*Source material:*

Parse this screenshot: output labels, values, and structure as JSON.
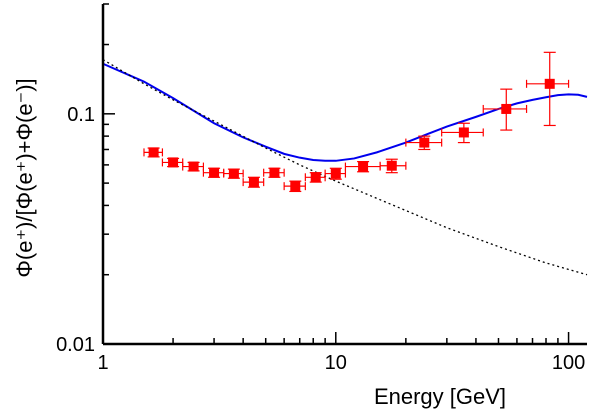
{
  "chart_data": {
    "type": "scatter",
    "title": "",
    "xlabel": "Energy [GeV]",
    "ylabel": "Φ(e⁺)/[Φ(e⁺)+Φ(e⁻)]",
    "xscale": "log",
    "yscale": "log",
    "xlim": [
      1,
      120
    ],
    "ylim": [
      0.01,
      0.3
    ],
    "x_ticks": [
      {
        "value": 1,
        "label": "1"
      },
      {
        "value": 10,
        "label": "10"
      },
      {
        "value": 100,
        "label": "100"
      }
    ],
    "y_ticks": [
      {
        "value": 0.01,
        "label": "0.01"
      },
      {
        "value": 0.1,
        "label": "0.1"
      }
    ],
    "grid": false,
    "legend": "none",
    "colors": {
      "data": "#ff0000",
      "solid_curve": "#0000ee",
      "dotted_curve": "#000000"
    },
    "series": [
      {
        "kind": "points-with-errorbars",
        "marker": "filled-square",
        "points": [
          {
            "x": 1.65,
            "y": 0.068,
            "xlo": 1.5,
            "xhi": 1.8,
            "ylo": 0.065,
            "yhi": 0.071
          },
          {
            "x": 2.0,
            "y": 0.0615,
            "xlo": 1.8,
            "xhi": 2.2,
            "ylo": 0.059,
            "yhi": 0.064
          },
          {
            "x": 2.45,
            "y": 0.059,
            "xlo": 2.2,
            "xhi": 2.7,
            "ylo": 0.0565,
            "yhi": 0.0615
          },
          {
            "x": 3.0,
            "y": 0.0555,
            "xlo": 2.7,
            "xhi": 3.3,
            "ylo": 0.053,
            "yhi": 0.058
          },
          {
            "x": 3.65,
            "y": 0.055,
            "xlo": 3.3,
            "xhi": 4.0,
            "ylo": 0.0525,
            "yhi": 0.0575
          },
          {
            "x": 4.45,
            "y": 0.0505,
            "xlo": 4.0,
            "xhi": 4.9,
            "ylo": 0.048,
            "yhi": 0.053
          },
          {
            "x": 5.45,
            "y": 0.0555,
            "xlo": 4.9,
            "xhi": 6.0,
            "ylo": 0.053,
            "yhi": 0.058
          },
          {
            "x": 6.7,
            "y": 0.0485,
            "xlo": 6.0,
            "xhi": 7.4,
            "ylo": 0.046,
            "yhi": 0.051
          },
          {
            "x": 8.2,
            "y": 0.053,
            "xlo": 7.4,
            "xhi": 9.0,
            "ylo": 0.0505,
            "yhi": 0.0555
          },
          {
            "x": 10.0,
            "y": 0.055,
            "xlo": 9.0,
            "xhi": 11.0,
            "ylo": 0.052,
            "yhi": 0.058
          },
          {
            "x": 13.1,
            "y": 0.059,
            "xlo": 11.0,
            "xhi": 15.5,
            "ylo": 0.056,
            "yhi": 0.062
          },
          {
            "x": 17.4,
            "y": 0.0595,
            "xlo": 15.5,
            "xhi": 20.0,
            "ylo": 0.0555,
            "yhi": 0.0635
          },
          {
            "x": 24.0,
            "y": 0.075,
            "xlo": 20.0,
            "xhi": 28.5,
            "ylo": 0.07,
            "yhi": 0.08
          },
          {
            "x": 35.5,
            "y": 0.083,
            "xlo": 28.5,
            "xhi": 43.0,
            "ylo": 0.075,
            "yhi": 0.091
          },
          {
            "x": 54.0,
            "y": 0.105,
            "xlo": 43.0,
            "xhi": 66.0,
            "ylo": 0.085,
            "yhi": 0.128
          },
          {
            "x": 83.0,
            "y": 0.135,
            "xlo": 66.0,
            "xhi": 100.0,
            "ylo": 0.089,
            "yhi": 0.185
          }
        ]
      },
      {
        "kind": "line",
        "style": "solid",
        "x": [
          1,
          1.5,
          2,
          3,
          4,
          5,
          6,
          7,
          8,
          9,
          10,
          12,
          15,
          20,
          25,
          30,
          40,
          50,
          60,
          70,
          80,
          90,
          100,
          110,
          120
        ],
        "y": [
          0.165,
          0.138,
          0.117,
          0.091,
          0.079,
          0.072,
          0.067,
          0.0645,
          0.063,
          0.0625,
          0.0625,
          0.064,
          0.068,
          0.075,
          0.082,
          0.088,
          0.097,
          0.105,
          0.111,
          0.115,
          0.118,
          0.1205,
          0.1215,
          0.121,
          0.1185
        ]
      },
      {
        "kind": "line",
        "style": "dotted",
        "x": [
          1,
          1.5,
          2,
          3,
          5,
          7,
          10,
          20,
          30,
          50,
          80,
          120
        ],
        "y": [
          0.172,
          0.135,
          0.115,
          0.093,
          0.071,
          0.06,
          0.051,
          0.038,
          0.032,
          0.0265,
          0.0225,
          0.02
        ]
      }
    ]
  }
}
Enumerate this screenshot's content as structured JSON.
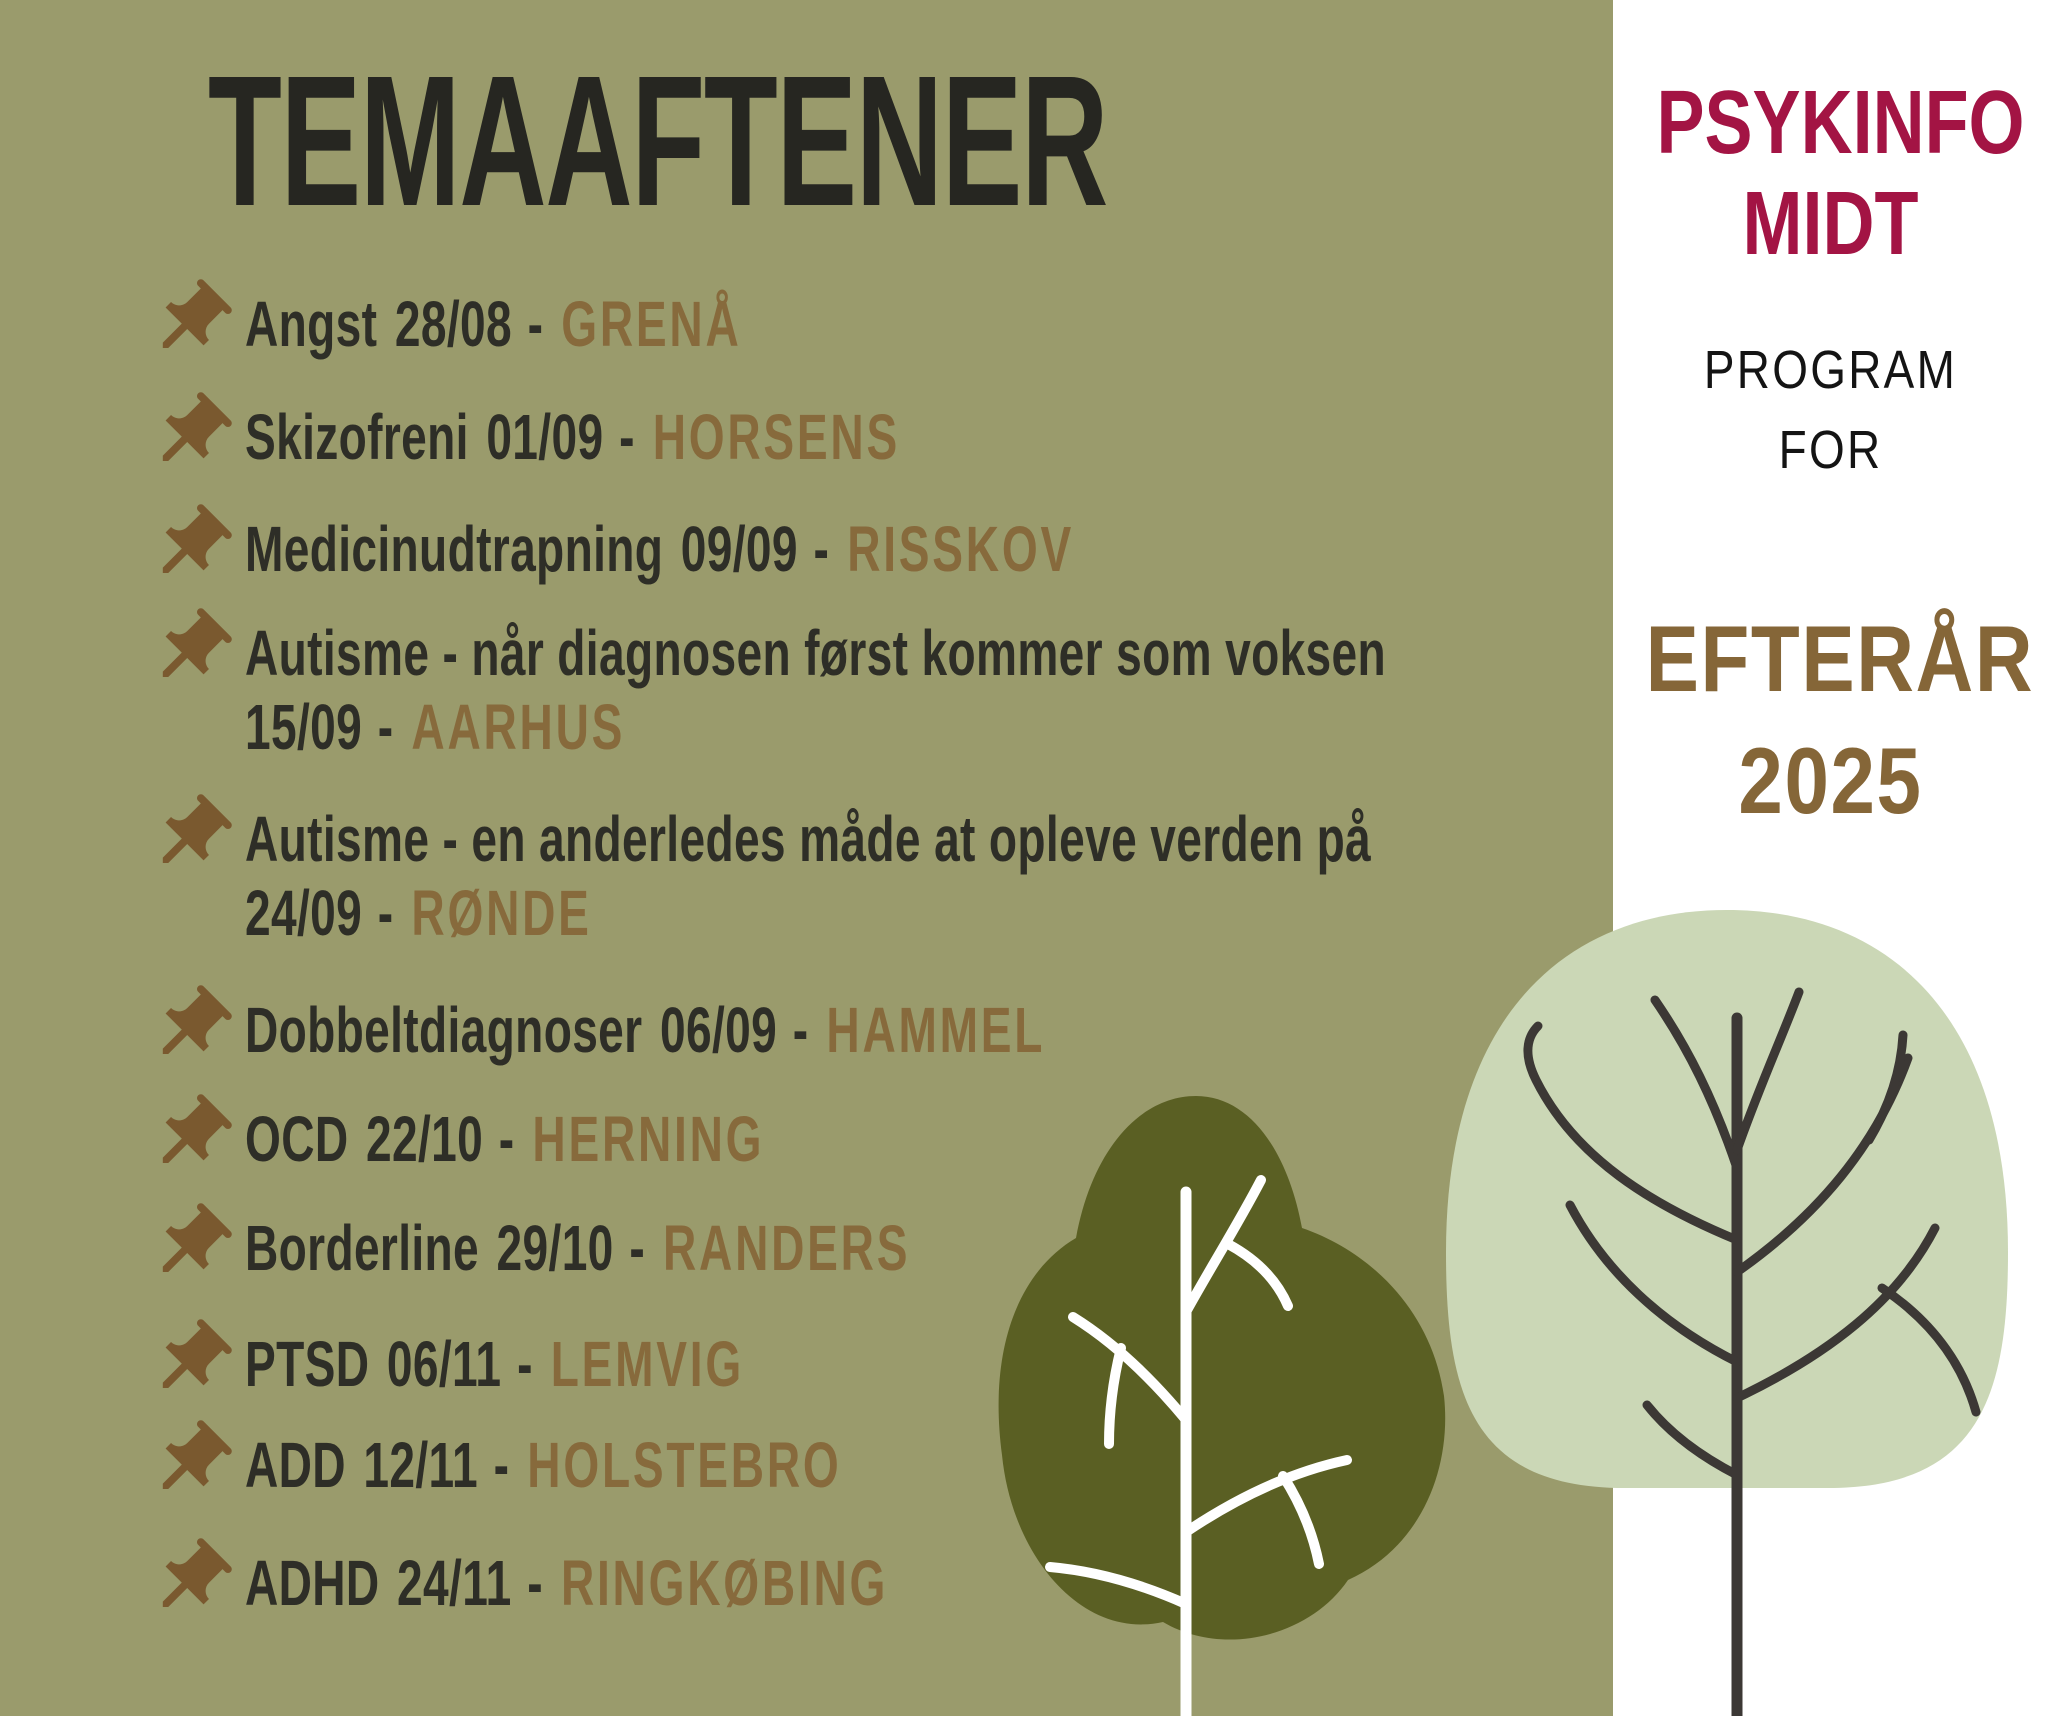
{
  "title": "TEMAAFTENER",
  "sidebar": {
    "brand": {
      "line1": "PSYKINFO",
      "line2": "MIDT"
    },
    "program": {
      "line1": "PROGRAM",
      "line2": "FOR"
    },
    "season": {
      "line1": "EFTERÅR",
      "line2": "2025"
    }
  },
  "events": [
    {
      "topic": "Angst",
      "date": "28/08",
      "separator": "-",
      "location": "GRENÅ",
      "two_lines": false
    },
    {
      "topic": "Skizofreni",
      "date": "01/09",
      "separator": "-",
      "location": "HORSENS",
      "two_lines": false
    },
    {
      "topic": "Medicinudtrapning",
      "date": "09/09",
      "separator": "-",
      "location": "RISSKOV",
      "two_lines": false
    },
    {
      "topic": "Autisme - når diagnosen først kommer som voksen",
      "date": "15/09",
      "separator": "-",
      "location": "AARHUS",
      "two_lines": true
    },
    {
      "topic": "Autisme - en anderledes måde at opleve verden på",
      "date": "24/09",
      "separator": "-",
      "location": "RØNDE",
      "two_lines": true
    },
    {
      "topic": "Dobbeltdiagnoser",
      "date": "06/09",
      "separator": "-",
      "location": "HAMMEL",
      "two_lines": false
    },
    {
      "topic": "OCD",
      "date": "22/10",
      "separator": "-",
      "location": "HERNING",
      "two_lines": false
    },
    {
      "topic": "Borderline",
      "date": "29/10",
      "separator": "-",
      "location": "RANDERS",
      "two_lines": false
    },
    {
      "topic": "PTSD",
      "date": "06/11",
      "separator": "-",
      "location": "LEMVIG",
      "two_lines": false
    },
    {
      "topic": "ADD",
      "date": "12/11",
      "separator": "-",
      "location": "HOLSTEBRO",
      "two_lines": false
    },
    {
      "topic": "ADHD",
      "date": "24/11",
      "separator": "-",
      "location": "RINGKØBING",
      "two_lines": false
    }
  ],
  "icons": {
    "bullet": "pushpin-icon"
  },
  "colors": {
    "background_olive": "#9a9b6c",
    "sidebar_white": "#ffffff",
    "title_text": "#262621",
    "body_text": "#2e2e27",
    "accent_brown": "#876a3c",
    "pin_brown": "#7a592f",
    "brand_crimson": "#a31444",
    "program_black": "#141414",
    "season_brown": "#856638",
    "left_tree_crown": "#5a5f23",
    "left_tree_branches": "#ffffff",
    "right_tree_crown": "#cbd7b6",
    "right_tree_branches": "#3c3835"
  }
}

*Problem requirements:* Skip the pictures, then retype every line above exactly.

*Exercise solution:*
Parse this screenshot: output labels, values, and structure as JSON.
{
  "chart_data": {
    "type": "scatter",
    "title": "",
    "xlabel": "Energy [GeV]",
    "ylabel": "Φ(e⁺)/[Φ(e⁺)+Φ(e⁻)]",
    "xscale": "log",
    "yscale": "log",
    "xlim": [
      1,
      120
    ],
    "ylim": [
      0.01,
      0.3
    ],
    "x_ticks": [
      {
        "value": 1,
        "label": "1"
      },
      {
        "value": 10,
        "label": "10"
      },
      {
        "value": 100,
        "label": "100"
      }
    ],
    "y_ticks": [
      {
        "value": 0.01,
        "label": "0.01"
      },
      {
        "value": 0.1,
        "label": "0.1"
      }
    ],
    "grid": false,
    "legend": "none",
    "colors": {
      "data": "#ff0000",
      "solid_curve": "#0000ee",
      "dotted_curve": "#000000"
    },
    "series": [
      {
        "kind": "points-with-errorbars",
        "marker": "filled-square",
        "points": [
          {
            "x": 1.65,
            "y": 0.068,
            "xlo": 1.5,
            "xhi": 1.8,
            "ylo": 0.065,
            "yhi": 0.071
          },
          {
            "x": 2.0,
            "y": 0.0615,
            "xlo": 1.8,
            "xhi": 2.2,
            "ylo": 0.059,
            "yhi": 0.064
          },
          {
            "x": 2.45,
            "y": 0.059,
            "xlo": 2.2,
            "xhi": 2.7,
            "ylo": 0.0565,
            "yhi": 0.0615
          },
          {
            "x": 3.0,
            "y": 0.0555,
            "xlo": 2.7,
            "xhi": 3.3,
            "ylo": 0.053,
            "yhi": 0.058
          },
          {
            "x": 3.65,
            "y": 0.055,
            "xlo": 3.3,
            "xhi": 4.0,
            "ylo": 0.0525,
            "yhi": 0.0575
          },
          {
            "x": 4.45,
            "y": 0.0505,
            "xlo": 4.0,
            "xhi": 4.9,
            "ylo": 0.048,
            "yhi": 0.053
          },
          {
            "x": 5.45,
            "y": 0.0555,
            "xlo": 4.9,
            "xhi": 6.0,
            "ylo": 0.053,
            "yhi": 0.058
          },
          {
            "x": 6.7,
            "y": 0.0485,
            "xlo": 6.0,
            "xhi": 7.4,
            "ylo": 0.046,
            "yhi": 0.051
          },
          {
            "x": 8.2,
            "y": 0.053,
            "xlo": 7.4,
            "xhi": 9.0,
            "ylo": 0.0505,
            "yhi": 0.0555
          },
          {
            "x": 10.0,
            "y": 0.055,
            "xlo": 9.0,
            "xhi": 11.0,
            "ylo": 0.052,
            "yhi": 0.058
          },
          {
            "x": 13.1,
            "y": 0.059,
            "xlo": 11.0,
            "xhi": 15.5,
            "ylo": 0.056,
            "yhi": 0.062
          },
          {
            "x": 17.4,
            "y": 0.0595,
            "xlo": 15.5,
            "xhi": 20.0,
            "ylo": 0.0555,
            "yhi": 0.0635
          },
          {
            "x": 24.0,
            "y": 0.075,
            "xlo": 20.0,
            "xhi": 28.5,
            "ylo": 0.07,
            "yhi": 0.08
          },
          {
            "x": 35.5,
            "y": 0.083,
            "xlo": 28.5,
            "xhi": 43.0,
            "ylo": 0.075,
            "yhi": 0.091
          },
          {
            "x": 54.0,
            "y": 0.105,
            "xlo": 43.0,
            "xhi": 66.0,
            "ylo": 0.085,
            "yhi": 0.128
          },
          {
            "x": 83.0,
            "y": 0.135,
            "xlo": 66.0,
            "xhi": 100.0,
            "ylo": 0.089,
            "yhi": 0.185
          }
        ]
      },
      {
        "kind": "line",
        "style": "solid",
        "x": [
          1,
          1.5,
          2,
          3,
          4,
          5,
          6,
          7,
          8,
          9,
          10,
          12,
          15,
          20,
          25,
          30,
          40,
          50,
          60,
          70,
          80,
          90,
          100,
          110,
          120
        ],
        "y": [
          0.165,
          0.138,
          0.117,
          0.091,
          0.079,
          0.072,
          0.067,
          0.0645,
          0.063,
          0.0625,
          0.0625,
          0.064,
          0.068,
          0.075,
          0.082,
          0.088,
          0.097,
          0.105,
          0.111,
          0.115,
          0.118,
          0.1205,
          0.1215,
          0.121,
          0.1185
        ]
      },
      {
        "kind": "line",
        "style": "dotted",
        "x": [
          1,
          1.5,
          2,
          3,
          5,
          7,
          10,
          20,
          30,
          50,
          80,
          120
        ],
        "y": [
          0.172,
          0.135,
          0.115,
          0.093,
          0.071,
          0.06,
          0.051,
          0.038,
          0.032,
          0.0265,
          0.0225,
          0.02
        ]
      }
    ]
  }
}
Enumerate this screenshot's content as structured JSON.
{
  "title": "TEMAAFTENER",
  "sidebar": {
    "brand": {
      "line1": "PSYKINFO",
      "line2": "MIDT"
    },
    "program": {
      "line1": "PROGRAM",
      "line2": "FOR"
    },
    "season": {
      "line1": "EFTERÅR",
      "line2": "2025"
    }
  },
  "events": [
    {
      "topic": "Angst",
      "date": "28/08",
      "separator": "-",
      "location": "GRENÅ",
      "two_lines": false
    },
    {
      "topic": "Skizofreni",
      "date": "01/09",
      "separator": "-",
      "location": "HORSENS",
      "two_lines": false
    },
    {
      "topic": "Medicinudtrapning",
      "date": "09/09",
      "separator": "-",
      "location": "RISSKOV",
      "two_lines": false
    },
    {
      "topic": "Autisme - når diagnosen først kommer som voksen",
      "date": "15/09",
      "separator": "-",
      "location": "AARHUS",
      "two_lines": true
    },
    {
      "topic": "Autisme - en anderledes måde at opleve verden på",
      "date": "24/09",
      "separator": "-",
      "location": "RØNDE",
      "two_lines": true
    },
    {
      "topic": "Dobbeltdiagnoser",
      "date": "06/09",
      "separator": "-",
      "location": "HAMMEL",
      "two_lines": false
    },
    {
      "topic": "OCD",
      "date": "22/10",
      "separator": "-",
      "location": "HERNING",
      "two_lines": false
    },
    {
      "topic": "Borderline",
      "date": "29/10",
      "separator": "-",
      "location": "RANDERS",
      "two_lines": false
    },
    {
      "topic": "PTSD",
      "date": "06/11",
      "separator": "-",
      "location": "LEMVIG",
      "two_lines": false
    },
    {
      "topic": "ADD",
      "date": "12/11",
      "separator": "-",
      "location": "HOLSTEBRO",
      "two_lines": false
    },
    {
      "topic": "ADHD",
      "date": "24/11",
      "separator": "-",
      "location": "RINGKØBING",
      "two_lines": false
    }
  ],
  "icons": {
    "bullet": "pushpin-icon"
  },
  "colors": {
    "background_olive": "#9a9b6c",
    "sidebar_white": "#ffffff",
    "title_text": "#262621",
    "body_text": "#2e2e27",
    "accent_brown": "#876a3c",
    "pin_brown": "#7a592f",
    "brand_crimson": "#a31444",
    "program_black": "#141414",
    "season_brown": "#856638",
    "left_tree_crown": "#5a5f23",
    "left_tree_branches": "#ffffff",
    "right_tree_crown": "#cbd7b6",
    "right_tree_branches": "#3c3835"
  }
}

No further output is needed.